*The input*

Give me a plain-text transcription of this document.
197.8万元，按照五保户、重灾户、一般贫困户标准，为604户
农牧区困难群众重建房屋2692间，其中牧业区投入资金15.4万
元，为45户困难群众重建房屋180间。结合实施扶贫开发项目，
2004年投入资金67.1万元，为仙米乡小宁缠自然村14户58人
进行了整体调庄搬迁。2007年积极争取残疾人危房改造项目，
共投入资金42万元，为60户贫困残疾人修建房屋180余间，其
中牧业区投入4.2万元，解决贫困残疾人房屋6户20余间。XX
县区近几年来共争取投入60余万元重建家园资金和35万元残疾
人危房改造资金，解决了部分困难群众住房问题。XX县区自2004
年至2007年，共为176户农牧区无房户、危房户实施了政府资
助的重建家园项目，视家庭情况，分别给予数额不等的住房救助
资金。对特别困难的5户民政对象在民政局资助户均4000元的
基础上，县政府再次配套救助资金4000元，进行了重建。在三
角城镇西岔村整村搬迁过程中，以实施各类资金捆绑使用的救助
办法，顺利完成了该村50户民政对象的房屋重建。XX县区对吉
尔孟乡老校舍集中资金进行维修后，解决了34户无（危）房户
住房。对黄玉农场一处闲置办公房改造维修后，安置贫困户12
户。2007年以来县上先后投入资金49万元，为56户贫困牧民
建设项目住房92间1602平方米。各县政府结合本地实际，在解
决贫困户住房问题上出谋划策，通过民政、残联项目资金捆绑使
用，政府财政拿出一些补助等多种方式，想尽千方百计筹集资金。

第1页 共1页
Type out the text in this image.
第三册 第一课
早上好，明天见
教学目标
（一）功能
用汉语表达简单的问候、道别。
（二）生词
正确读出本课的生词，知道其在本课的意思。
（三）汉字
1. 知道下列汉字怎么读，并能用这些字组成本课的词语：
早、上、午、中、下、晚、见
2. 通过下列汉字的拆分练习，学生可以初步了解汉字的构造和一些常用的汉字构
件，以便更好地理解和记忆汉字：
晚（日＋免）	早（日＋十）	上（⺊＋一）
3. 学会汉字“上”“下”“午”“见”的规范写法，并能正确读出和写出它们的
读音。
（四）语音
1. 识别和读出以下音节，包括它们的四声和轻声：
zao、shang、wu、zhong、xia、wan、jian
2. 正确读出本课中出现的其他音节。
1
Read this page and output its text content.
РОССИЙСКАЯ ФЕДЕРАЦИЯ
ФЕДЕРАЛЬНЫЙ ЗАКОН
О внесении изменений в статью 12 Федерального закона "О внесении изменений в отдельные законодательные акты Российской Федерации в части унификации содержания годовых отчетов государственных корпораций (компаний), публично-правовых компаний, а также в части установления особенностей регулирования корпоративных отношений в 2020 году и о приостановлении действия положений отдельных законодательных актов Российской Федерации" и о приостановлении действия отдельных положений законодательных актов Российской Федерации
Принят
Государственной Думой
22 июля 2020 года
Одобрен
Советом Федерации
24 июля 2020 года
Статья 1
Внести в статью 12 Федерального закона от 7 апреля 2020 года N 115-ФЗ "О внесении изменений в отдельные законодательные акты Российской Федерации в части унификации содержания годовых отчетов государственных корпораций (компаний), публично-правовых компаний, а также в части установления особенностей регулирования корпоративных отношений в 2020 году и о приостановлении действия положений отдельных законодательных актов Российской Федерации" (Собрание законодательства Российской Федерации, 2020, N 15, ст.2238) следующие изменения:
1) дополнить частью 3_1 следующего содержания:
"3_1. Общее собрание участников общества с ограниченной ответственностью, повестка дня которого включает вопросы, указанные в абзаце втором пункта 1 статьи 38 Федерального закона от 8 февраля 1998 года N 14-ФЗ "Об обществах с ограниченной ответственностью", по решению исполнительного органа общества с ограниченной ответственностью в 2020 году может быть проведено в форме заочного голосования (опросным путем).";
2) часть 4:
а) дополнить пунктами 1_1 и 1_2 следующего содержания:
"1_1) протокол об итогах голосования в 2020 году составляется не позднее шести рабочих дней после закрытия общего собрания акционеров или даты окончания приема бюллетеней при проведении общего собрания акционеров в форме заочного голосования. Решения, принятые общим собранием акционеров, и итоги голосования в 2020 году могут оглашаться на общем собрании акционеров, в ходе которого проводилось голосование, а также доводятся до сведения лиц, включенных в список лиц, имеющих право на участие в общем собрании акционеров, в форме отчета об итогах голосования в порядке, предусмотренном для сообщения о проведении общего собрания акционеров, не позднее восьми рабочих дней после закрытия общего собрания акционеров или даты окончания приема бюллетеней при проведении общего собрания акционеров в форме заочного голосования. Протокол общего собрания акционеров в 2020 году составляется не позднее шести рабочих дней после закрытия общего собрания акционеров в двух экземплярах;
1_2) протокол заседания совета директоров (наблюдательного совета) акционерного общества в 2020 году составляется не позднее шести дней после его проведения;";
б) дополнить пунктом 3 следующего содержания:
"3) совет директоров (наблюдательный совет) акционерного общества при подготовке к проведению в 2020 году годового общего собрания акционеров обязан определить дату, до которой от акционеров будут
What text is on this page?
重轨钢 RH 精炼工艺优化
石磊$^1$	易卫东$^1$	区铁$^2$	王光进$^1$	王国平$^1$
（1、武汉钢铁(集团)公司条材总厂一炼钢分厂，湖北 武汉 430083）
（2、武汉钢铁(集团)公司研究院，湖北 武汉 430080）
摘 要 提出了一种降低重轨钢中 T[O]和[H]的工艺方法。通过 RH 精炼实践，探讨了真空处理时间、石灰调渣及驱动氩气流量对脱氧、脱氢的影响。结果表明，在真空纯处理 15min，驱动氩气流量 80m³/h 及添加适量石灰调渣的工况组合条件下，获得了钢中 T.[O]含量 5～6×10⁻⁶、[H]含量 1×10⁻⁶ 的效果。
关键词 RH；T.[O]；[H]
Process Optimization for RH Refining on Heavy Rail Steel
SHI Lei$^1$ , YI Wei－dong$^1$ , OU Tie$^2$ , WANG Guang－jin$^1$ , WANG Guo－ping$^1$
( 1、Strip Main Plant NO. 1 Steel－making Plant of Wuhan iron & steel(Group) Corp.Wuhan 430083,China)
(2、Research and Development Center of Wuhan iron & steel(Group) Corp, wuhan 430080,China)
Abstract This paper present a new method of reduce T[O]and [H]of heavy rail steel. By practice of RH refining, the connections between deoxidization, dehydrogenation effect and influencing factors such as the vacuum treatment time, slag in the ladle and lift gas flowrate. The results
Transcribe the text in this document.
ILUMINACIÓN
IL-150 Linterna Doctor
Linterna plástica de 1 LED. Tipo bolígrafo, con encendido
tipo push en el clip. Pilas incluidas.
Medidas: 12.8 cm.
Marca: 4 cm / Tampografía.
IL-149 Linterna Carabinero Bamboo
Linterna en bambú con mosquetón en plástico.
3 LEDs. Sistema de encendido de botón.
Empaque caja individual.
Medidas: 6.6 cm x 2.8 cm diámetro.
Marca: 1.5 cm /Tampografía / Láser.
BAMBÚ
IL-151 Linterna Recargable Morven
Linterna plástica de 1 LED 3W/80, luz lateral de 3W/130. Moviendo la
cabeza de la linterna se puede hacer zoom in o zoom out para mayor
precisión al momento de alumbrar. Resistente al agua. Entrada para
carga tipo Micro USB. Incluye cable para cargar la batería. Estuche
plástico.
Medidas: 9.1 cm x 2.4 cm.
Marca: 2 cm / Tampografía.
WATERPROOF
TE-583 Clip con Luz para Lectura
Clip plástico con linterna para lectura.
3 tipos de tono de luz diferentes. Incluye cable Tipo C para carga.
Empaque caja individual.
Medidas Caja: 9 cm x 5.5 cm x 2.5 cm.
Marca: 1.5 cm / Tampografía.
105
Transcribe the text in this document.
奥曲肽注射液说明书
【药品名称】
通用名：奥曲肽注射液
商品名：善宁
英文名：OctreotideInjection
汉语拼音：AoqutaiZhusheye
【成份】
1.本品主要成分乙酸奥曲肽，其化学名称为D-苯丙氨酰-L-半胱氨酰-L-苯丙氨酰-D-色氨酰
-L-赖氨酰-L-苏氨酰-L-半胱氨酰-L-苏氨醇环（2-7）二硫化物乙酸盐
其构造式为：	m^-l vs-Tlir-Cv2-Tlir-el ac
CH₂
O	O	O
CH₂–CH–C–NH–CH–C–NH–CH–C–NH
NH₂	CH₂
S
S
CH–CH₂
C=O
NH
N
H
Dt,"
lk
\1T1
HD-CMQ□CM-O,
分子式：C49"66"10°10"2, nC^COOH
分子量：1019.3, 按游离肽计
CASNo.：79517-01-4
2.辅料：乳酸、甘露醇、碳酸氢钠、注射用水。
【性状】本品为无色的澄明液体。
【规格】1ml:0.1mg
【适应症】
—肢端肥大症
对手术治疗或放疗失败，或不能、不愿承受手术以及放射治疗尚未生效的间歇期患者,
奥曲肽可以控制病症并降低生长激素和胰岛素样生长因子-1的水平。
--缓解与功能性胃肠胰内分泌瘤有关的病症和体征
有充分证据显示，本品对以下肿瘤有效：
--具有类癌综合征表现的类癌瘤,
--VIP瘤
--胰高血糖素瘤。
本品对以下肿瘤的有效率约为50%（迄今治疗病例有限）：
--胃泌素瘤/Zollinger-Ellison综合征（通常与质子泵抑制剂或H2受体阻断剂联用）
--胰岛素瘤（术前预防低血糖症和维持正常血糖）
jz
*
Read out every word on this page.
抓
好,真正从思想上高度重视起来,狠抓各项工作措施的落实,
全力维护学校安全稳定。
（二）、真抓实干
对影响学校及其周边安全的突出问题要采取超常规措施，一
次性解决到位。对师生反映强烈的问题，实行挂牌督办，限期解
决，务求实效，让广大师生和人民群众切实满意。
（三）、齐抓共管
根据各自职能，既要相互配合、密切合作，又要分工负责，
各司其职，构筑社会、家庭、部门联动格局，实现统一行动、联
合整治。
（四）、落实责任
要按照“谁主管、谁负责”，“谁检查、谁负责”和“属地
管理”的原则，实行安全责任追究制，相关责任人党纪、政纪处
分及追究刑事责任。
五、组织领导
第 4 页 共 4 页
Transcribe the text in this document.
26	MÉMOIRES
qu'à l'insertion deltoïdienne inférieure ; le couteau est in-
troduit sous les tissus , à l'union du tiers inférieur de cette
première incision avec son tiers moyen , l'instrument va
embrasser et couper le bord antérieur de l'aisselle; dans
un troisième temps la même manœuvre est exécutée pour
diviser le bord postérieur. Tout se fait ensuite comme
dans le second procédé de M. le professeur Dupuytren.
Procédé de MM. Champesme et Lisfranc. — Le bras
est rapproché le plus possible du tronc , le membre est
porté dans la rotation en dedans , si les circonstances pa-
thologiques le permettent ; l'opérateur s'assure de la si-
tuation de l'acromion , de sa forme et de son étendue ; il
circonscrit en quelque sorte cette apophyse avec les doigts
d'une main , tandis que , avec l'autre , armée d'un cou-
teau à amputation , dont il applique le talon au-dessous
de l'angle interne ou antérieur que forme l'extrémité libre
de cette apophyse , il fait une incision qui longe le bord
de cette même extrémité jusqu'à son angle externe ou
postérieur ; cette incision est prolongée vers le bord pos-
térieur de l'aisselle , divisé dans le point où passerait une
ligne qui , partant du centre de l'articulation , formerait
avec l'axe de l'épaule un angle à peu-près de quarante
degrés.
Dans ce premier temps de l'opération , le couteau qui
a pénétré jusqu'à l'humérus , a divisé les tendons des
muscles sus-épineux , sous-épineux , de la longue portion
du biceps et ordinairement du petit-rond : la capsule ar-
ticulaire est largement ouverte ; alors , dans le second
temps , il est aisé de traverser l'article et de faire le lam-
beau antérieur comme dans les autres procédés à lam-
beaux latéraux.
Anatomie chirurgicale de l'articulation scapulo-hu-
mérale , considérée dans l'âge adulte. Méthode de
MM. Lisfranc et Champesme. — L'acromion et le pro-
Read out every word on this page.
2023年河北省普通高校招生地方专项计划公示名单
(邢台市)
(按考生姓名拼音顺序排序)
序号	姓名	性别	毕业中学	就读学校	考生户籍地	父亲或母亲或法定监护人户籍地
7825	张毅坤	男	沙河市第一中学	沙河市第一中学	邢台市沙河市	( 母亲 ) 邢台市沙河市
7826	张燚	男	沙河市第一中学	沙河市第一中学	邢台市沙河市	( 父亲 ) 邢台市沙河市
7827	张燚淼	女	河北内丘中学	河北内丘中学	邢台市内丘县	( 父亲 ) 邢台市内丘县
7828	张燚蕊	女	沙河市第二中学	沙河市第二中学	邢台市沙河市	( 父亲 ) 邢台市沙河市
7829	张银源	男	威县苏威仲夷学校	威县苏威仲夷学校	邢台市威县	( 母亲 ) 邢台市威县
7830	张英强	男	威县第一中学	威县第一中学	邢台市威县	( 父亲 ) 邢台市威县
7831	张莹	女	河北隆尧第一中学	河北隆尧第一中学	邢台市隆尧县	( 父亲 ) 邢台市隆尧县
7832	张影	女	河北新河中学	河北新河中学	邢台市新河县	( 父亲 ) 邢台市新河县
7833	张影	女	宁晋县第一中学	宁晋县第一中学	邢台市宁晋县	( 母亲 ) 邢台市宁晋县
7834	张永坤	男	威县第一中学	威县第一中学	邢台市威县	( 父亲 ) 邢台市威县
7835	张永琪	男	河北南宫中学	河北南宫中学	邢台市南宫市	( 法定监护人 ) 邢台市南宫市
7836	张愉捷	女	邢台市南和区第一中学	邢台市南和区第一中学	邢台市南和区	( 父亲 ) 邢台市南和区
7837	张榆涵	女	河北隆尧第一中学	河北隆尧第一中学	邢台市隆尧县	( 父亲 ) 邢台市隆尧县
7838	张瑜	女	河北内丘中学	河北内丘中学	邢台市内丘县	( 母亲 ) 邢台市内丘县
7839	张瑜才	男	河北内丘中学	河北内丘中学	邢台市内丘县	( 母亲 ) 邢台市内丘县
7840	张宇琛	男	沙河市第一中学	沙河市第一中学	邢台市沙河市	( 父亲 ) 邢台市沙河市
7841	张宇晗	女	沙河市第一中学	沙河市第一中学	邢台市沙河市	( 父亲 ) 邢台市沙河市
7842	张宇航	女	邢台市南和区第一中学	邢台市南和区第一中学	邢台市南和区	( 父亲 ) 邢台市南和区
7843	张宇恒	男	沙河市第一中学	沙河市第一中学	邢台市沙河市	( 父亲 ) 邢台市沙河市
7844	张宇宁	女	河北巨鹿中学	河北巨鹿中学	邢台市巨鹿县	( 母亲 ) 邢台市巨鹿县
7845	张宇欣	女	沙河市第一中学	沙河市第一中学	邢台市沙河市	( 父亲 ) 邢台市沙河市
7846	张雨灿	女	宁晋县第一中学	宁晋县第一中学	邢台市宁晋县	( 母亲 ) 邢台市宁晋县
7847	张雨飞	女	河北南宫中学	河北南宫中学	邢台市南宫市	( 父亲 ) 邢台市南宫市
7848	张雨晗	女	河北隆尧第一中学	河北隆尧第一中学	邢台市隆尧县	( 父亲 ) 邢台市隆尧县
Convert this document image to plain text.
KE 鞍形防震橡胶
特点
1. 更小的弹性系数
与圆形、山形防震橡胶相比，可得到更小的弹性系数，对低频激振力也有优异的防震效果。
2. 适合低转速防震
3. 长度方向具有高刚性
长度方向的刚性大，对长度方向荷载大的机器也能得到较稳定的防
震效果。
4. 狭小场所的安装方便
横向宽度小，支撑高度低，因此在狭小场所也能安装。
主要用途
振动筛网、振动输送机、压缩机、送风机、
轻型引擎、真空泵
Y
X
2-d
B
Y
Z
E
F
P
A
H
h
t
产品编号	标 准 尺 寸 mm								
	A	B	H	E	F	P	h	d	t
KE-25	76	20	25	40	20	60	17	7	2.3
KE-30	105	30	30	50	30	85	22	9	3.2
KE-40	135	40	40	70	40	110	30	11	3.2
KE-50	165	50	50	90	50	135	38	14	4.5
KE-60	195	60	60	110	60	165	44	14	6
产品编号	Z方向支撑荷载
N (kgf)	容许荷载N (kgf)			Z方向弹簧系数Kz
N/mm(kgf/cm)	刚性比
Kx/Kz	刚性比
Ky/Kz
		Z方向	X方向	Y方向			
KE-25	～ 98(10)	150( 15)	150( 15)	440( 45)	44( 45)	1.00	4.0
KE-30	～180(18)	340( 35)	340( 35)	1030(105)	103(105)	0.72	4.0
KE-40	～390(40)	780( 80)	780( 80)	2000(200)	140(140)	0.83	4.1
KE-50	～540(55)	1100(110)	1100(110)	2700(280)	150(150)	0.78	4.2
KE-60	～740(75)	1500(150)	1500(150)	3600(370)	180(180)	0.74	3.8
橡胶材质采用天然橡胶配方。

*Stated exercise*
Go through the preceding material and copy each line that has the word "отношений".

*Full response*
О внесении изменений в статью 12 Федерального закона "О внесении изменений в отдельные законодательные акты Российской Федерации в части унификации содержания годовых отчетов государственных корпораций (компаний), публично-правовых компаний, а также в части установления особенностей регулирования корпоративных отношений в 2020 году и о приостановлении действия положений отдельных законодательных актов Российской Федерации" и о приостановлении действия отдельных положений законодательных актов Российской Федерации
Внести в статью 12 Федерального закона от 7 апреля 2020 года N 115-ФЗ "О внесении изменений в отдельные законодательные акты Российской Федерации в части унификации содержания годовых отчетов государственных корпораций (компаний), публично-правовых компаний, а также в части установления особенностей регулирования корпоративных отношений в 2020 году и о приостановлении действия положений отдельных законодательных актов Российской Федерации" (Собрание законодательства Российской Федерации, 2020, N 15, ст.2238) следующие изменения:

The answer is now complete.